--- start of INFORMATION SHOWN ---

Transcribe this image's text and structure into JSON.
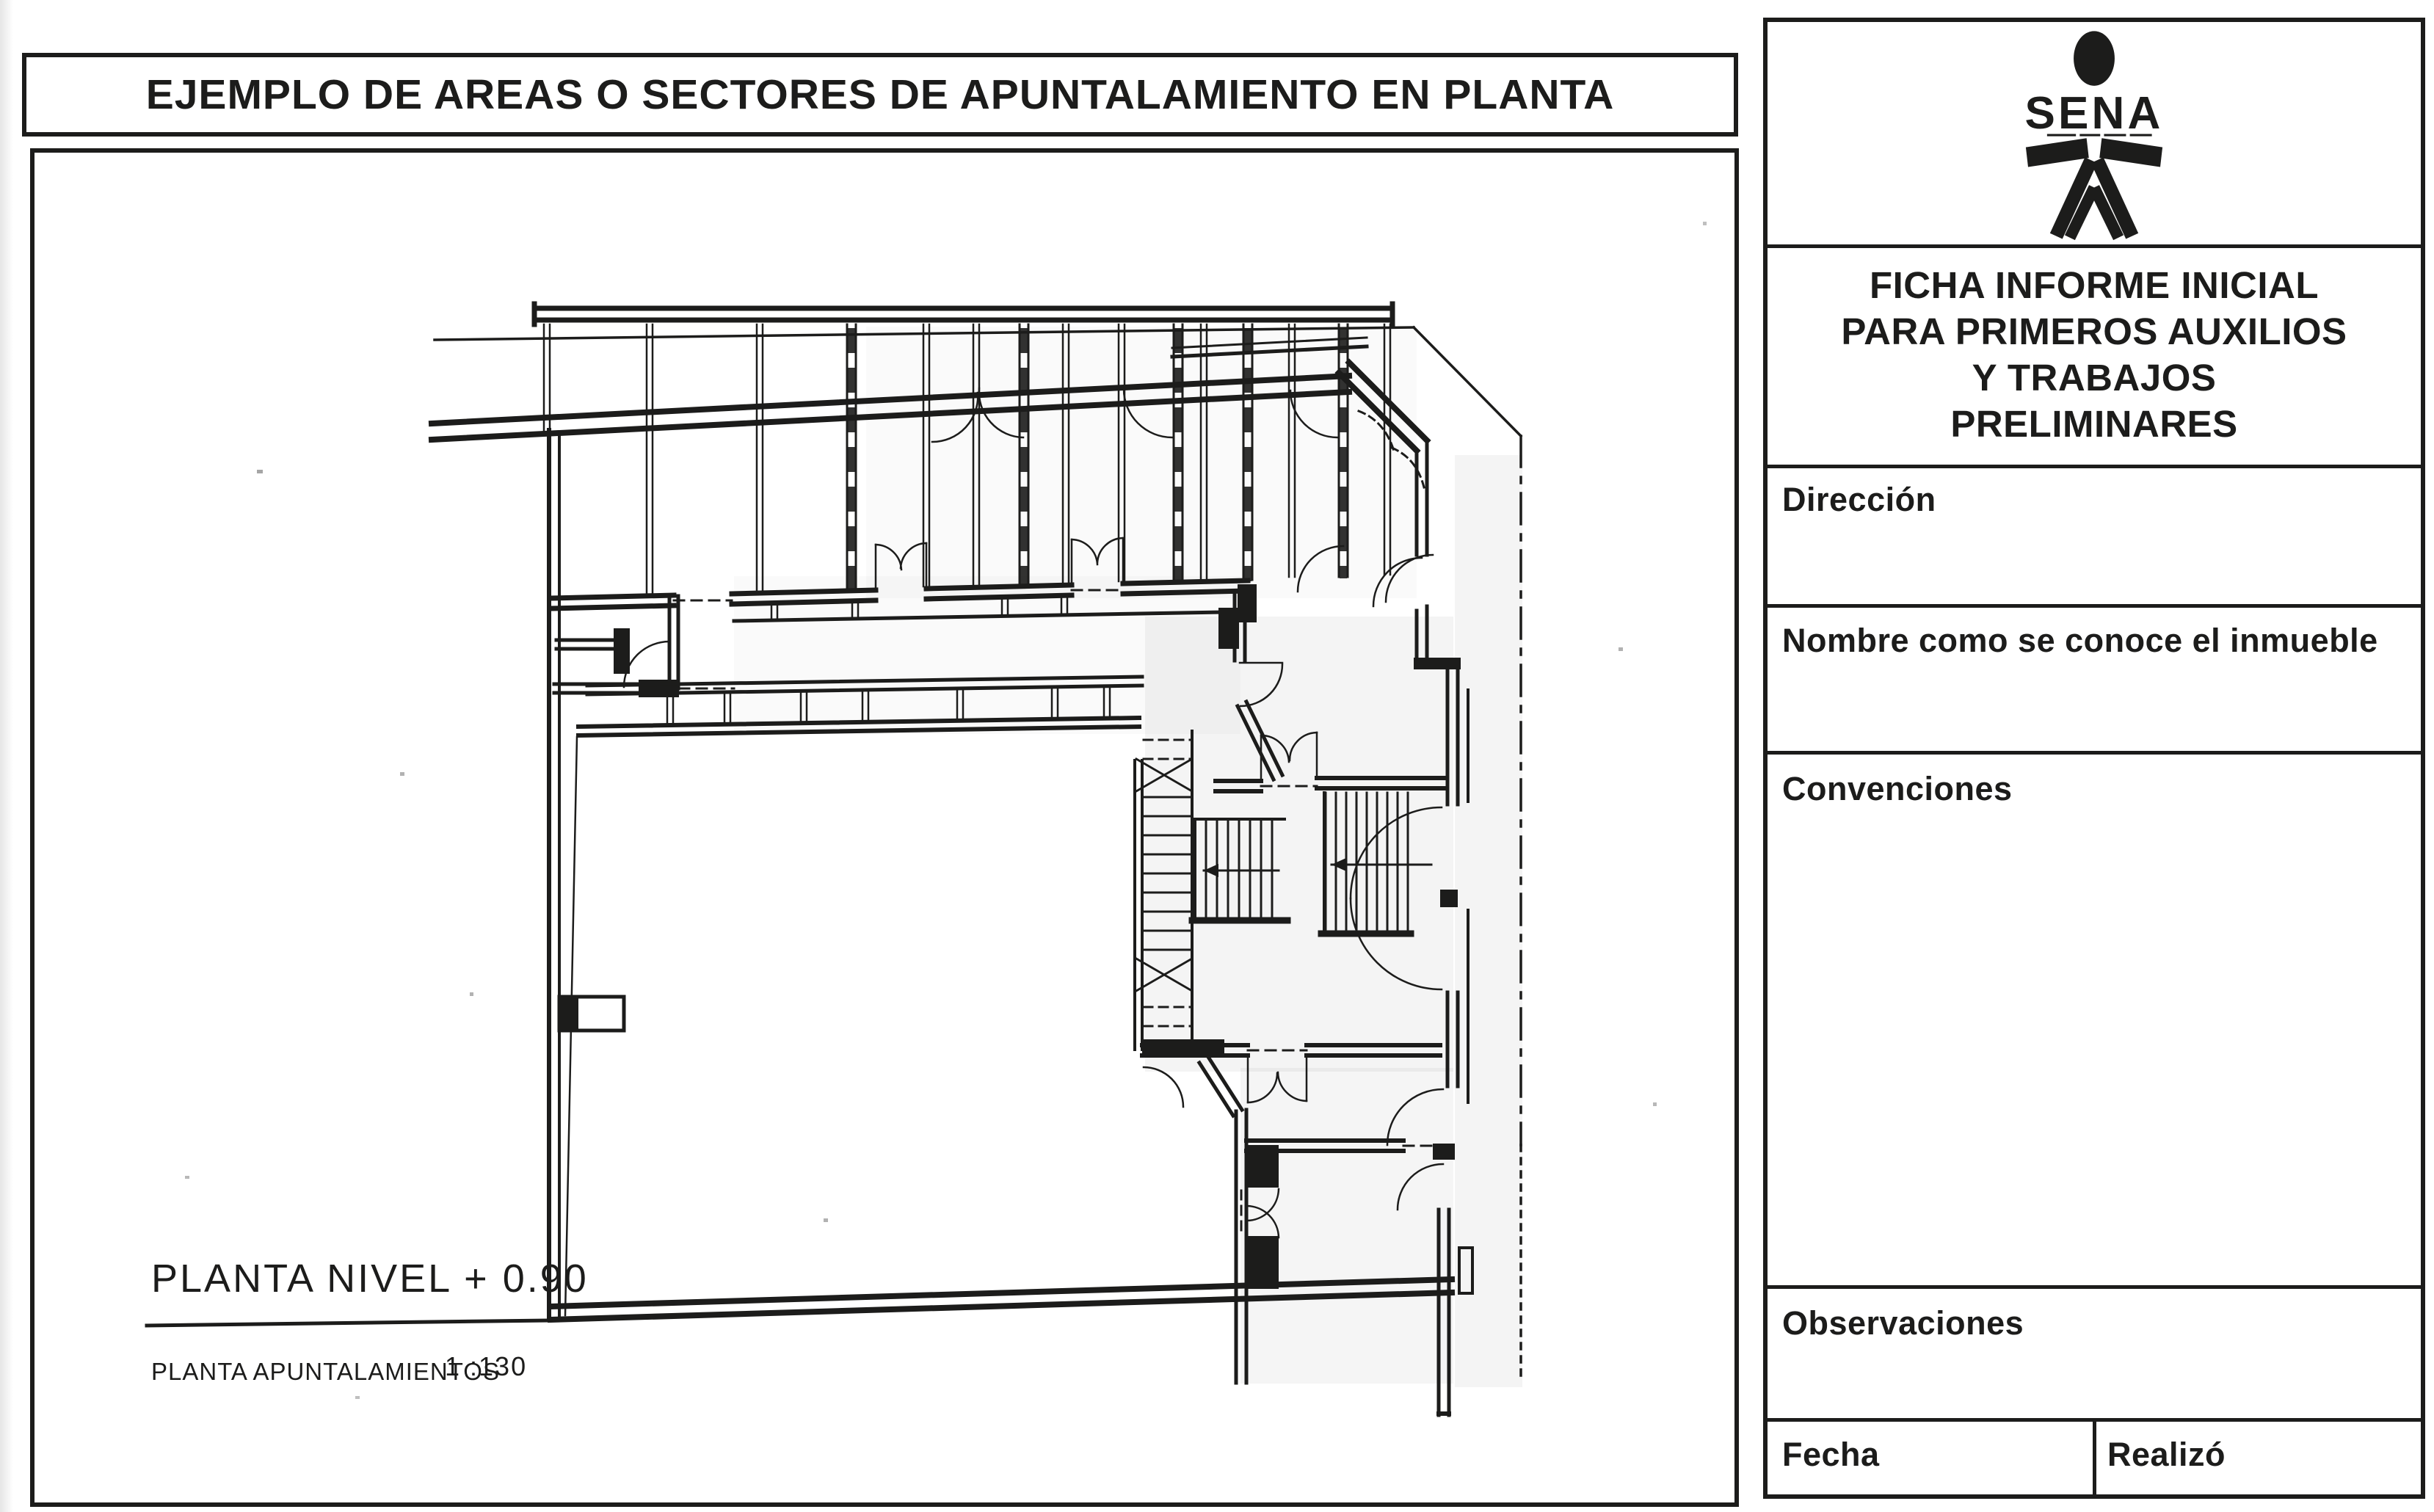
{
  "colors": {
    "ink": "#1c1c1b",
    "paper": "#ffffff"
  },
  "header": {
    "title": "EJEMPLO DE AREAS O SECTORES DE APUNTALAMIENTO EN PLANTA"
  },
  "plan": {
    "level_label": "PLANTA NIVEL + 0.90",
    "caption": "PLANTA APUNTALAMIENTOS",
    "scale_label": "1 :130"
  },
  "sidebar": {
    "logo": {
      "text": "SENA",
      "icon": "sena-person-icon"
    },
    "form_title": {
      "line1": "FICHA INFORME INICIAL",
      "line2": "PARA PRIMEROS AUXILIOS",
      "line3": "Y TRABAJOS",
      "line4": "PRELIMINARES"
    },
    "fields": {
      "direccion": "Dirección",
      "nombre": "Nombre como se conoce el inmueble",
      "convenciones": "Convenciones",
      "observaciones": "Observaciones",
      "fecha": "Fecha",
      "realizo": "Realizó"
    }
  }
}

--- end of INFORMATION SHOWN ---

> **INSTRUCTIONS TO FOLLOW**: From the listing above, collect each line in which the string "text" appears.

> **EXERCISE OUTPUT**:
Transcribe this image's text and structure into JSON.
      "text": "SENA",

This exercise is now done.